Reproduce the records that follow in full, excluding any picture they contain.

++++ INFORMATION SUPPLIED ++++

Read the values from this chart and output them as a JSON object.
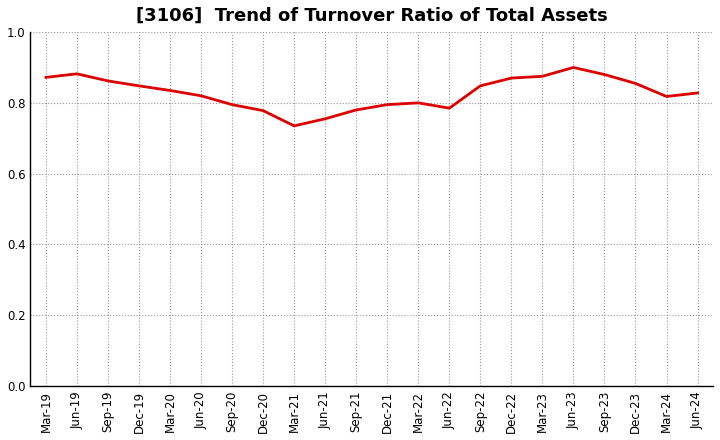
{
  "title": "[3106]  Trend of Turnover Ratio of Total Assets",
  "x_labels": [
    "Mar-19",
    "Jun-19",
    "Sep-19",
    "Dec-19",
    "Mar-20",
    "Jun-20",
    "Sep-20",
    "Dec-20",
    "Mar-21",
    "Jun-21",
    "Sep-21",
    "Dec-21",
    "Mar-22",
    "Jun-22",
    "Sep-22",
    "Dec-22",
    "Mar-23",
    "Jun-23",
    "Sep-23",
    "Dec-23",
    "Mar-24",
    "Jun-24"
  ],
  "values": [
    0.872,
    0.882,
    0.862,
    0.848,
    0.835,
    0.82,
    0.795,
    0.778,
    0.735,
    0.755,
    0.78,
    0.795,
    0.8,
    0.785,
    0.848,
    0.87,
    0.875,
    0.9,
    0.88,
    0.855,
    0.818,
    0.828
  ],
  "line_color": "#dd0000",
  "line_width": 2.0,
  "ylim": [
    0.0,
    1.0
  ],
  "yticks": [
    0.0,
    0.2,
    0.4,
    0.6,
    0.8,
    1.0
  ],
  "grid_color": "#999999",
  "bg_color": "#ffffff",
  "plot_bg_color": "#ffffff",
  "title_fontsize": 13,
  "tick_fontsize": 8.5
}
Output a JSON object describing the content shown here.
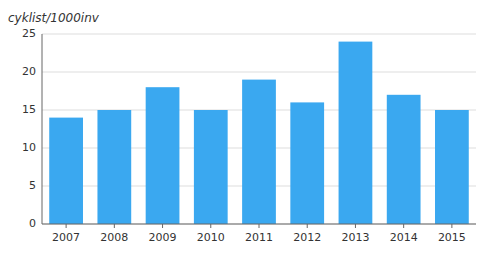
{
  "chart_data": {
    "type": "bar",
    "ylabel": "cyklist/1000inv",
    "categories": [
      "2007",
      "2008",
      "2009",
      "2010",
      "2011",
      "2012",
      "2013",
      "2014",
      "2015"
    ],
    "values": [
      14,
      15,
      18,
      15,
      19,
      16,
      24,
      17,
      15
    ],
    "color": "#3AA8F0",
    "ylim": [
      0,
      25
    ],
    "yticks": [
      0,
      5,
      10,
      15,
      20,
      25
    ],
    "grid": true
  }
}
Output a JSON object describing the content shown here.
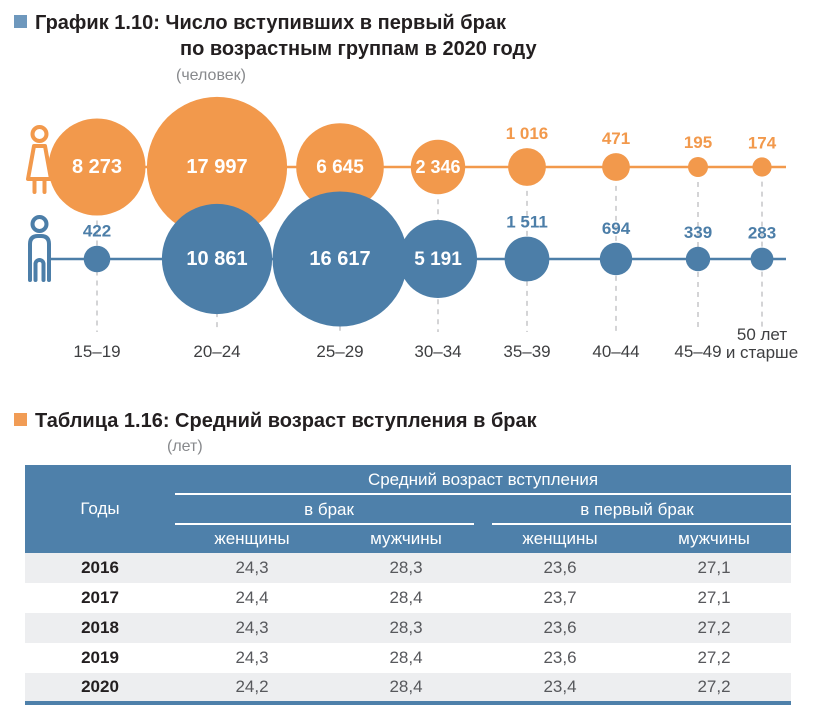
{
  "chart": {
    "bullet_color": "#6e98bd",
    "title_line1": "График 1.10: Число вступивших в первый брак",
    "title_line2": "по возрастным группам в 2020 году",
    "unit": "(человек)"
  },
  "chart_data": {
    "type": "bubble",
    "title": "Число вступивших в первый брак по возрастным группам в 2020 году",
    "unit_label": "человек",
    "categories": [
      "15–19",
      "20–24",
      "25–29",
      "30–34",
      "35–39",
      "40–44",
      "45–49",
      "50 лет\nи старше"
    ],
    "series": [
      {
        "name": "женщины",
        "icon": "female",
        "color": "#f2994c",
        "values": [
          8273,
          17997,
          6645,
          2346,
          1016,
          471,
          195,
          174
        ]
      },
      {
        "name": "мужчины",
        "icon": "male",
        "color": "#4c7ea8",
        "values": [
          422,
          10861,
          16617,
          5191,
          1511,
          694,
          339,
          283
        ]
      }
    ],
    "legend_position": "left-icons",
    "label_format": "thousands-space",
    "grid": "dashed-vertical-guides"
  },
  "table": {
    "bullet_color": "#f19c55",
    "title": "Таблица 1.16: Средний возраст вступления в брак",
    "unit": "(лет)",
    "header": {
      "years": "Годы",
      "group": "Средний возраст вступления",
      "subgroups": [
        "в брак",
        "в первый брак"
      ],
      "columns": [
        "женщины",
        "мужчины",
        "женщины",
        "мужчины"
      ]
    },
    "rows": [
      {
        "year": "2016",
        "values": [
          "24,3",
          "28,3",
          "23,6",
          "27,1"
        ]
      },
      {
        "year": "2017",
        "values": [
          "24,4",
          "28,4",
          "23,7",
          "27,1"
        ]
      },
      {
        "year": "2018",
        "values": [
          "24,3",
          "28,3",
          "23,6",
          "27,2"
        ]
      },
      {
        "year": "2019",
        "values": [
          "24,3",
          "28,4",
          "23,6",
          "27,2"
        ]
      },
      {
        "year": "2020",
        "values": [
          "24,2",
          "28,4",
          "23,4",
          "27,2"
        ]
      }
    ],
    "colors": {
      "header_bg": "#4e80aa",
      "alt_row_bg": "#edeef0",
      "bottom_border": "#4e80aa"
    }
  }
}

++++

### RIGHT ANSWER
Read the values from this chart and output them as a JSON object.
{
  "title": "[3106]  Trend of Turnover Ratio of Total Assets",
  "x_labels": [
    "Mar-19",
    "Jun-19",
    "Sep-19",
    "Dec-19",
    "Mar-20",
    "Jun-20",
    "Sep-20",
    "Dec-20",
    "Mar-21",
    "Jun-21",
    "Sep-21",
    "Dec-21",
    "Mar-22",
    "Jun-22",
    "Sep-22",
    "Dec-22",
    "Mar-23",
    "Jun-23",
    "Sep-23",
    "Dec-23",
    "Mar-24",
    "Jun-24"
  ],
  "values": [
    0.872,
    0.882,
    0.862,
    0.848,
    0.835,
    0.82,
    0.795,
    0.778,
    0.735,
    0.755,
    0.78,
    0.795,
    0.8,
    0.785,
    0.848,
    0.87,
    0.875,
    0.9,
    0.88,
    0.855,
    0.818,
    0.828
  ],
  "line_color": "#dd0000",
  "line_width": 2.0,
  "ylim": [
    0.0,
    1.0
  ],
  "yticks": [
    0.0,
    0.2,
    0.4,
    0.6,
    0.8,
    1.0
  ],
  "grid_color": "#999999",
  "bg_color": "#ffffff",
  "plot_bg_color": "#ffffff",
  "title_fontsize": 13,
  "tick_fontsize": 8.5
}
Output a JSON object describing the content shown here.
{
  "chart_data": {
    "type": "bar",
    "ylabel": "cyklist/1000inv",
    "categories": [
      "2007",
      "2008",
      "2009",
      "2010",
      "2011",
      "2012",
      "2013",
      "2014",
      "2015"
    ],
    "values": [
      14,
      15,
      18,
      15,
      19,
      16,
      24,
      17,
      15
    ],
    "color": "#3AA8F0",
    "ylim": [
      0,
      25
    ],
    "yticks": [
      0,
      5,
      10,
      15,
      20,
      25
    ],
    "grid": true
  }
}
Output a JSON object describing the content shown here.
{
  "chart": {
    "bullet_color": "#6e98bd",
    "title_line1": "График 1.10: Число вступивших в первый брак",
    "title_line2": "по возрастным группам в 2020 году",
    "unit": "(человек)"
  },
  "chart_data": {
    "type": "bubble",
    "title": "Число вступивших в первый брак по возрастным группам в 2020 году",
    "unit_label": "человек",
    "categories": [
      "15–19",
      "20–24",
      "25–29",
      "30–34",
      "35–39",
      "40–44",
      "45–49",
      "50 лет\nи старше"
    ],
    "series": [
      {
        "name": "женщины",
        "icon": "female",
        "color": "#f2994c",
        "values": [
          8273,
          17997,
          6645,
          2346,
          1016,
          471,
          195,
          174
        ]
      },
      {
        "name": "мужчины",
        "icon": "male",
        "color": "#4c7ea8",
        "values": [
          422,
          10861,
          16617,
          5191,
          1511,
          694,
          339,
          283
        ]
      }
    ],
    "legend_position": "left-icons",
    "label_format": "thousands-space",
    "grid": "dashed-vertical-guides"
  },
  "table": {
    "bullet_color": "#f19c55",
    "title": "Таблица 1.16: Средний возраст вступления в брак",
    "unit": "(лет)",
    "header": {
      "years": "Годы",
      "group": "Средний возраст вступления",
      "subgroups": [
        "в брак",
        "в первый брак"
      ],
      "columns": [
        "женщины",
        "мужчины",
        "женщины",
        "мужчины"
      ]
    },
    "rows": [
      {
        "year": "2016",
        "values": [
          "24,3",
          "28,3",
          "23,6",
          "27,1"
        ]
      },
      {
        "year": "2017",
        "values": [
          "24,4",
          "28,4",
          "23,7",
          "27,1"
        ]
      },
      {
        "year": "2018",
        "values": [
          "24,3",
          "28,3",
          "23,6",
          "27,2"
        ]
      },
      {
        "year": "2019",
        "values": [
          "24,3",
          "28,4",
          "23,6",
          "27,2"
        ]
      },
      {
        "year": "2020",
        "values": [
          "24,2",
          "28,4",
          "23,4",
          "27,2"
        ]
      }
    ],
    "colors": {
      "header_bg": "#4e80aa",
      "alt_row_bg": "#edeef0",
      "bottom_border": "#4e80aa"
    }
  }
}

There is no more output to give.